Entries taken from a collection
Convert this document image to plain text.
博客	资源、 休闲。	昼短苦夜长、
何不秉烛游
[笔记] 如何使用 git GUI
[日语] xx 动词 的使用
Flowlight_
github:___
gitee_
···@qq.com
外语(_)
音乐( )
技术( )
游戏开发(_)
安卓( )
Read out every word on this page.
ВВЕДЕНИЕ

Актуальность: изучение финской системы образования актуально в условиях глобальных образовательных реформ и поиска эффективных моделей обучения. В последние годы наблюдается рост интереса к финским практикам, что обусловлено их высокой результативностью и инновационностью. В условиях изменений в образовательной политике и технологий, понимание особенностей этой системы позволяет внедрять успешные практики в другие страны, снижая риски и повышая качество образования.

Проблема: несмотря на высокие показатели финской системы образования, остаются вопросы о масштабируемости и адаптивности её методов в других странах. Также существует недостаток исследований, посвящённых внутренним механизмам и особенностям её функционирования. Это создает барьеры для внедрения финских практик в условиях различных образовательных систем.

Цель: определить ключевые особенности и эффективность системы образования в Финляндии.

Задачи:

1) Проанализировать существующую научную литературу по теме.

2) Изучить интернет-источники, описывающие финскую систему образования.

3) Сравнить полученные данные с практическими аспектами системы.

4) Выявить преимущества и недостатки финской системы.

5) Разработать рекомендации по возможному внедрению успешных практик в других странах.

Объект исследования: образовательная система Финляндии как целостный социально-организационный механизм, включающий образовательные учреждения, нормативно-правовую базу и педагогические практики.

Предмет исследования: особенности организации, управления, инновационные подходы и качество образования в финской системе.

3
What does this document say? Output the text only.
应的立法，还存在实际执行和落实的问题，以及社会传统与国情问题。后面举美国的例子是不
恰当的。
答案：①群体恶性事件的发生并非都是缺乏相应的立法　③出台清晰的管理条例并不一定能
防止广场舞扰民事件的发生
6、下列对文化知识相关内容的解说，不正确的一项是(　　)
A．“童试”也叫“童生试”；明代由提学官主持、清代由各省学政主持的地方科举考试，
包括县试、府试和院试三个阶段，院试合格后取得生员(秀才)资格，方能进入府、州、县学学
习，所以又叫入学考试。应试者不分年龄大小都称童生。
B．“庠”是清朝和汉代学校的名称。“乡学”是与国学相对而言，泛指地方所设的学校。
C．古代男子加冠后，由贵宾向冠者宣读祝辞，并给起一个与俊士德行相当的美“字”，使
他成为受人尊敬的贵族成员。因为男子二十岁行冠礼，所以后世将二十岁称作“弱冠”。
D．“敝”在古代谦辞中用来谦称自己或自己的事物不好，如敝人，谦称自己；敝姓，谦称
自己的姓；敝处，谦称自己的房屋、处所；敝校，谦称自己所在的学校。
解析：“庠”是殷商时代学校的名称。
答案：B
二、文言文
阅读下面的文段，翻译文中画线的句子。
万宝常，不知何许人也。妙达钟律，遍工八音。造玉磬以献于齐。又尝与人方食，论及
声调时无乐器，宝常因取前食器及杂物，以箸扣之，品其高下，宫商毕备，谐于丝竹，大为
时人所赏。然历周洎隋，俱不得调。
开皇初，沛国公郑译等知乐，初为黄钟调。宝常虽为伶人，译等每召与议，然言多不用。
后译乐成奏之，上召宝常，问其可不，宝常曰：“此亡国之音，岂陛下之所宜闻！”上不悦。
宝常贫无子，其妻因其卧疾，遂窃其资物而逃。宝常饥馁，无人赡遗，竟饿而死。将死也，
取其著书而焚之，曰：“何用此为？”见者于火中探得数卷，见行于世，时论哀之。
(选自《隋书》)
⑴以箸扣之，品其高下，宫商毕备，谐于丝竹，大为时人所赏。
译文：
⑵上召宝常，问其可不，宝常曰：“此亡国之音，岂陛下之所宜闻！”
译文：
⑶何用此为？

WHAT YOU ARE ASKED TO DO — Every entry should be printed again exactly as written.

TASK ANSWER —
Convert this document image to plain text.
博客	资源、 休闲。	昼短苦夜长、
何不秉烛游
[笔记] 如何使用 git GUI
[日语] xx 动词 的使用
Flowlight_
github:___
gitee_
···@qq.com
外语(_)
音乐( )
技术( )
游戏开发(_)
安卓( )
Read out every word on this page.
ВВЕДЕНИЕ

Актуальность: изучение финской системы образования актуально в условиях глобальных образовательных реформ и поиска эффективных моделей обучения. В последние годы наблюдается рост интереса к финским практикам, что обусловлено их высокой результативностью и инновационностью. В условиях изменений в образовательной политике и технологий, понимание особенностей этой системы позволяет внедрять успешные практики в другие страны, снижая риски и повышая качество образования.

Проблема: несмотря на высокие показатели финской системы образования, остаются вопросы о масштабируемости и адаптивности её методов в других странах. Также существует недостаток исследований, посвящённых внутренним механизмам и особенностям её функционирования. Это создает барьеры для внедрения финских практик в условиях различных образовательных систем.

Цель: определить ключевые особенности и эффективность системы образования в Финляндии.

Задачи:

1) Проанализировать существующую научную литературу по теме.

2) Изучить интернет-источники, описывающие финскую систему образования.

3) Сравнить полученные данные с практическими аспектами системы.

4) Выявить преимущества и недостатки финской системы.

5) Разработать рекомендации по возможному внедрению успешных практик в других странах.

Объект исследования: образовательная система Финляндии как целостный социально-организационный механизм, включающий образовательные учреждения, нормативно-правовую базу и педагогические практики.

Предмет исследования: особенности организации, управления, инновационные подходы и качество образования в финской системе.

3
What does this document say? Output the text only.
应的立法，还存在实际执行和落实的问题，以及社会传统与国情问题。后面举美国的例子是不
恰当的。
答案：①群体恶性事件的发生并非都是缺乏相应的立法　③出台清晰的管理条例并不一定能
防止广场舞扰民事件的发生
6、下列对文化知识相关内容的解说，不正确的一项是(　　)
A．“童试”也叫“童生试”；明代由提学官主持、清代由各省学政主持的地方科举考试，
包括县试、府试和院试三个阶段，院试合格后取得生员(秀才)资格，方能进入府、州、县学学
习，所以又叫入学考试。应试者不分年龄大小都称童生。
B．“庠”是清朝和汉代学校的名称。“乡学”是与国学相对而言，泛指地方所设的学校。
C．古代男子加冠后，由贵宾向冠者宣读祝辞，并给起一个与俊士德行相当的美“字”，使
他成为受人尊敬的贵族成员。因为男子二十岁行冠礼，所以后世将二十岁称作“弱冠”。
D．“敝”在古代谦辞中用来谦称自己或自己的事物不好，如敝人，谦称自己；敝姓，谦称
自己的姓；敝处，谦称自己的房屋、处所；敝校，谦称自己所在的学校。
解析：“庠”是殷商时代学校的名称。
答案：B
二、文言文
阅读下面的文段，翻译文中画线的句子。
万宝常，不知何许人也。妙达钟律，遍工八音。造玉磬以献于齐。又尝与人方食，论及
声调时无乐器，宝常因取前食器及杂物，以箸扣之，品其高下，宫商毕备，谐于丝竹，大为
时人所赏。然历周洎隋，俱不得调。
开皇初，沛国公郑译等知乐，初为黄钟调。宝常虽为伶人，译等每召与议，然言多不用。
后译乐成奏之，上召宝常，问其可不，宝常曰：“此亡国之音，岂陛下之所宜闻！”上不悦。
宝常贫无子，其妻因其卧疾，遂窃其资物而逃。宝常饥馁，无人赡遗，竟饿而死。将死也，
取其著书而焚之，曰：“何用此为？”见者于火中探得数卷，见行于世，时论哀之。
(选自《隋书》)
⑴以箸扣之，品其高下，宫商毕备，谐于丝竹，大为时人所赏。
译文：
⑵上召宝常，问其可不，宝常曰：“此亡国之音，岂陛下之所宜闻！”
译文：
⑶何用此为？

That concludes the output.